Brief:
Every record below should be copied exactly, with the pictures left out.
*** Provided material ***
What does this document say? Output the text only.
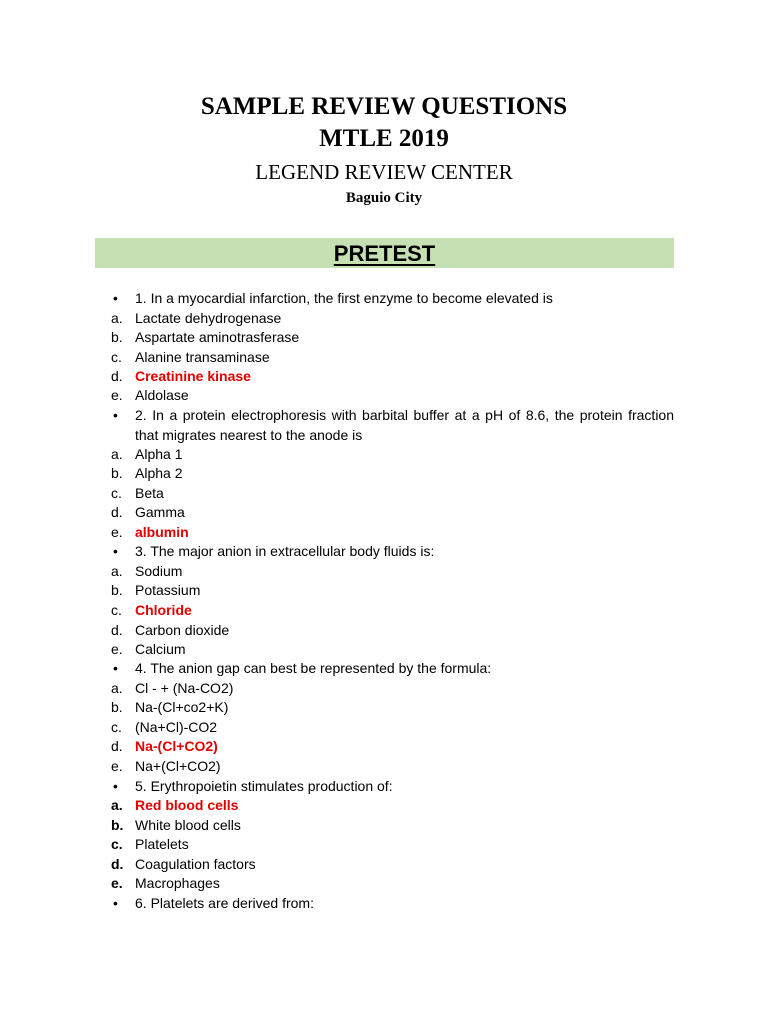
SAMPLE REVIEW QUESTIONS
MTLE 2019
LEGEND REVIEW CENTER
Baguio City
PRETEST
• 1. In a myocardial infarction, the first enzyme to become elevated is
a. Lactate dehydrogenase
b. Aspartate aminotrasferase
c. Alanine transaminase
d. Creatinine kinase
e. Aldolase
• 2. In a protein electrophoresis with barbital buffer at a pH of 8.6, the protein fraction that migrates nearest to the anode is
a. Alpha 1
b. Alpha 2
c. Beta
d. Gamma
e. albumin
• 3. The major anion in extracellular body fluids is:
a. Sodium
b. Potassium
c. Chloride
d. Carbon dioxide
e. Calcium
• 4. The anion gap can best be represented by the formula:
a. Cl - + (Na-CO2)
b. Na-(Cl+co2+K)
c. (Na+Cl)-CO2
d. Na-(Cl+CO2)
e. Na+(Cl+CO2)
• 5. Erythropoietin stimulates production of:
a. Red blood cells
b. White blood cells
c. Platelets
d. Coagulation factors
e. Macrophages
• 6. Platelets are derived from:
*** End of Provided material ***
Your solution:
What does this document say? Output the text only.
SAMPLE REVIEW QUESTIONS
MTLE 2019
LEGEND REVIEW CENTER
Baguio City
PRETEST
• 1. In a myocardial infarction, the first enzyme to become elevated is
a. Lactate dehydrogenase
b. Aspartate aminotrasferase
c. Alanine transaminase
d. Creatinine kinase
e. Aldolase
• 2. In a protein electrophoresis with barbital buffer at a pH of 8.6, the protein fraction that migrates nearest to the anode is
a. Alpha 1
b. Alpha 2
c. Beta
d. Gamma
e. albumin
• 3. The major anion in extracellular body fluids is:
a. Sodium
b. Potassium
c. Chloride
d. Carbon dioxide
e. Calcium
• 4. The anion gap can best be represented by the formula:
a. Cl - + (Na-CO2)
b. Na-(Cl+co2+K)
c. (Na+Cl)-CO2
d. Na-(Cl+CO2)
e. Na+(Cl+CO2)
• 5. Erythropoietin stimulates production of:
a. Red blood cells
b. White blood cells
c. Platelets
d. Coagulation factors
e. Macrophages
• 6. Platelets are derived from:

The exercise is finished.